(Data entries for graphics)

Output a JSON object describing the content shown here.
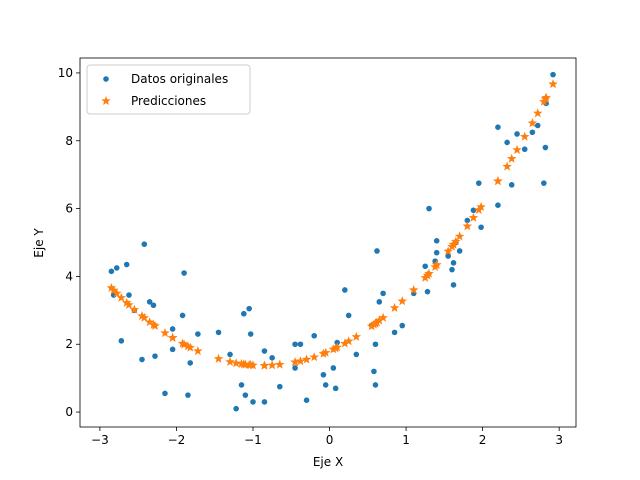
{
  "chart_data": {
    "type": "scatter",
    "x_label": "Eje X",
    "y_label": "Eje Y",
    "x": [
      -2.85,
      -2.78,
      -2.82,
      -2.72,
      -2.65,
      -2.62,
      -2.55,
      -2.45,
      -2.42,
      -2.35,
      -2.3,
      -2.28,
      -2.15,
      -2.05,
      -2.05,
      -1.9,
      -1.92,
      -1.85,
      -1.82,
      -1.72,
      -1.45,
      -1.3,
      -1.22,
      -1.15,
      -1.12,
      -1.1,
      -1.05,
      -1.03,
      -1.0,
      -0.85,
      -0.85,
      -0.75,
      -0.65,
      -0.45,
      -0.45,
      -0.38,
      -0.3,
      -0.2,
      -0.08,
      -0.05,
      0.05,
      0.08,
      0.1,
      0.2,
      0.25,
      0.35,
      0.55,
      0.58,
      0.6,
      0.6,
      0.62,
      0.65,
      0.7,
      0.85,
      0.95,
      1.1,
      1.25,
      1.28,
      1.3,
      1.38,
      1.4,
      1.4,
      1.55,
      1.6,
      1.62,
      1.62,
      1.65,
      1.7,
      1.8,
      1.88,
      1.95,
      1.98,
      2.2,
      2.2,
      2.32,
      2.38,
      2.45,
      2.55,
      2.65,
      2.72,
      2.8,
      2.82,
      2.83,
      2.92
    ],
    "series": [
      {
        "name": "Datos originales",
        "color": "#1f77b4",
        "marker": "circle",
        "values": [
          4.15,
          4.25,
          3.45,
          2.1,
          4.35,
          3.45,
          3.0,
          1.55,
          4.95,
          3.25,
          3.15,
          1.65,
          0.55,
          2.45,
          1.85,
          4.1,
          2.85,
          0.5,
          1.45,
          2.3,
          2.35,
          1.7,
          0.1,
          0.8,
          2.9,
          0.5,
          3.05,
          2.3,
          0.3,
          0.3,
          1.8,
          1.6,
          0.75,
          2.0,
          1.3,
          2.0,
          0.35,
          2.25,
          1.1,
          0.8,
          1.3,
          0.7,
          2.05,
          3.6,
          2.85,
          1.7,
          2.55,
          1.2,
          0.8,
          2.0,
          4.75,
          3.25,
          3.5,
          2.35,
          2.55,
          3.5,
          4.3,
          3.55,
          6.0,
          4.45,
          5.05,
          4.7,
          4.6,
          4.2,
          3.75,
          4.4,
          5.0,
          4.75,
          5.65,
          5.95,
          6.75,
          5.45,
          8.4,
          6.1,
          7.95,
          6.7,
          8.2,
          7.75,
          8.25,
          8.45,
          6.75,
          7.8,
          9.1,
          9.95
        ]
      },
      {
        "name": "Predicciones",
        "color": "#ff7f0e",
        "marker": "star",
        "values": [
          3.66,
          3.5,
          3.59,
          3.37,
          3.22,
          3.16,
          3.02,
          2.83,
          2.78,
          2.65,
          2.57,
          2.54,
          2.33,
          2.19,
          2.19,
          1.99,
          2.02,
          1.94,
          1.9,
          1.8,
          1.57,
          1.48,
          1.44,
          1.42,
          1.41,
          1.4,
          1.39,
          1.39,
          1.38,
          1.37,
          1.37,
          1.38,
          1.4,
          1.47,
          1.47,
          1.5,
          1.55,
          1.62,
          1.72,
          1.75,
          1.85,
          1.88,
          1.91,
          2.02,
          2.09,
          2.22,
          2.53,
          2.58,
          2.61,
          2.61,
          2.64,
          2.7,
          2.78,
          3.07,
          3.27,
          3.6,
          3.96,
          4.03,
          4.08,
          4.28,
          4.34,
          4.34,
          4.74,
          4.88,
          4.94,
          4.94,
          5.03,
          5.18,
          5.48,
          5.73,
          5.96,
          6.05,
          6.81,
          6.81,
          7.24,
          7.47,
          7.73,
          8.12,
          8.52,
          8.81,
          9.15,
          9.23,
          9.27,
          9.67
        ]
      }
    ],
    "xlim": [
      -3.26,
      3.22
    ],
    "ylim": [
      -0.44,
      10.44
    ],
    "xticks": [
      {
        "value": -3,
        "label": "−3"
      },
      {
        "value": -2,
        "label": "−2"
      },
      {
        "value": -1,
        "label": "−1"
      },
      0,
      1,
      2,
      3
    ],
    "yticks": [
      0,
      2,
      4,
      6,
      8,
      10
    ],
    "grid": false,
    "legend": "upper-left"
  }
}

Short task | Strip out the pictures and quote the remaining data word for word.

Solved exercise |
Output a JSON object describing the content shown here.
{
  "chart_data": {
    "type": "scatter",
    "x_label": "Eje X",
    "y_label": "Eje Y",
    "x": [
      -2.85,
      -2.78,
      -2.82,
      -2.72,
      -2.65,
      -2.62,
      -2.55,
      -2.45,
      -2.42,
      -2.35,
      -2.3,
      -2.28,
      -2.15,
      -2.05,
      -2.05,
      -1.9,
      -1.92,
      -1.85,
      -1.82,
      -1.72,
      -1.45,
      -1.3,
      -1.22,
      -1.15,
      -1.12,
      -1.1,
      -1.05,
      -1.03,
      -1.0,
      -0.85,
      -0.85,
      -0.75,
      -0.65,
      -0.45,
      -0.45,
      -0.38,
      -0.3,
      -0.2,
      -0.08,
      -0.05,
      0.05,
      0.08,
      0.1,
      0.2,
      0.25,
      0.35,
      0.55,
      0.58,
      0.6,
      0.6,
      0.62,
      0.65,
      0.7,
      0.85,
      0.95,
      1.1,
      1.25,
      1.28,
      1.3,
      1.38,
      1.4,
      1.4,
      1.55,
      1.6,
      1.62,
      1.62,
      1.65,
      1.7,
      1.8,
      1.88,
      1.95,
      1.98,
      2.2,
      2.2,
      2.32,
      2.38,
      2.45,
      2.55,
      2.65,
      2.72,
      2.8,
      2.82,
      2.83,
      2.92
    ],
    "series": [
      {
        "name": "Datos originales",
        "color": "#1f77b4",
        "marker": "circle",
        "values": [
          4.15,
          4.25,
          3.45,
          2.1,
          4.35,
          3.45,
          3.0,
          1.55,
          4.95,
          3.25,
          3.15,
          1.65,
          0.55,
          2.45,
          1.85,
          4.1,
          2.85,
          0.5,
          1.45,
          2.3,
          2.35,
          1.7,
          0.1,
          0.8,
          2.9,
          0.5,
          3.05,
          2.3,
          0.3,
          0.3,
          1.8,
          1.6,
          0.75,
          2.0,
          1.3,
          2.0,
          0.35,
          2.25,
          1.1,
          0.8,
          1.3,
          0.7,
          2.05,
          3.6,
          2.85,
          1.7,
          2.55,
          1.2,
          0.8,
          2.0,
          4.75,
          3.25,
          3.5,
          2.35,
          2.55,
          3.5,
          4.3,
          3.55,
          6.0,
          4.45,
          5.05,
          4.7,
          4.6,
          4.2,
          3.75,
          4.4,
          5.0,
          4.75,
          5.65,
          5.95,
          6.75,
          5.45,
          8.4,
          6.1,
          7.95,
          6.7,
          8.2,
          7.75,
          8.25,
          8.45,
          6.75,
          7.8,
          9.1,
          9.95
        ]
      },
      {
        "name": "Predicciones",
        "color": "#ff7f0e",
        "marker": "star",
        "values": [
          3.66,
          3.5,
          3.59,
          3.37,
          3.22,
          3.16,
          3.02,
          2.83,
          2.78,
          2.65,
          2.57,
          2.54,
          2.33,
          2.19,
          2.19,
          1.99,
          2.02,
          1.94,
          1.9,
          1.8,
          1.57,
          1.48,
          1.44,
          1.42,
          1.41,
          1.4,
          1.39,
          1.39,
          1.38,
          1.37,
          1.37,
          1.38,
          1.4,
          1.47,
          1.47,
          1.5,
          1.55,
          1.62,
          1.72,
          1.75,
          1.85,
          1.88,
          1.91,
          2.02,
          2.09,
          2.22,
          2.53,
          2.58,
          2.61,
          2.61,
          2.64,
          2.7,
          2.78,
          3.07,
          3.27,
          3.6,
          3.96,
          4.03,
          4.08,
          4.28,
          4.34,
          4.34,
          4.74,
          4.88,
          4.94,
          4.94,
          5.03,
          5.18,
          5.48,
          5.73,
          5.96,
          6.05,
          6.81,
          6.81,
          7.24,
          7.47,
          7.73,
          8.12,
          8.52,
          8.81,
          9.15,
          9.23,
          9.27,
          9.67
        ]
      }
    ],
    "xlim": [
      -3.26,
      3.22
    ],
    "ylim": [
      -0.44,
      10.44
    ],
    "xticks": [
      {
        "value": -3,
        "label": "−3"
      },
      {
        "value": -2,
        "label": "−2"
      },
      {
        "value": -1,
        "label": "−1"
      },
      0,
      1,
      2,
      3
    ],
    "yticks": [
      0,
      2,
      4,
      6,
      8,
      10
    ],
    "grid": false,
    "legend": "upper-left"
  }
}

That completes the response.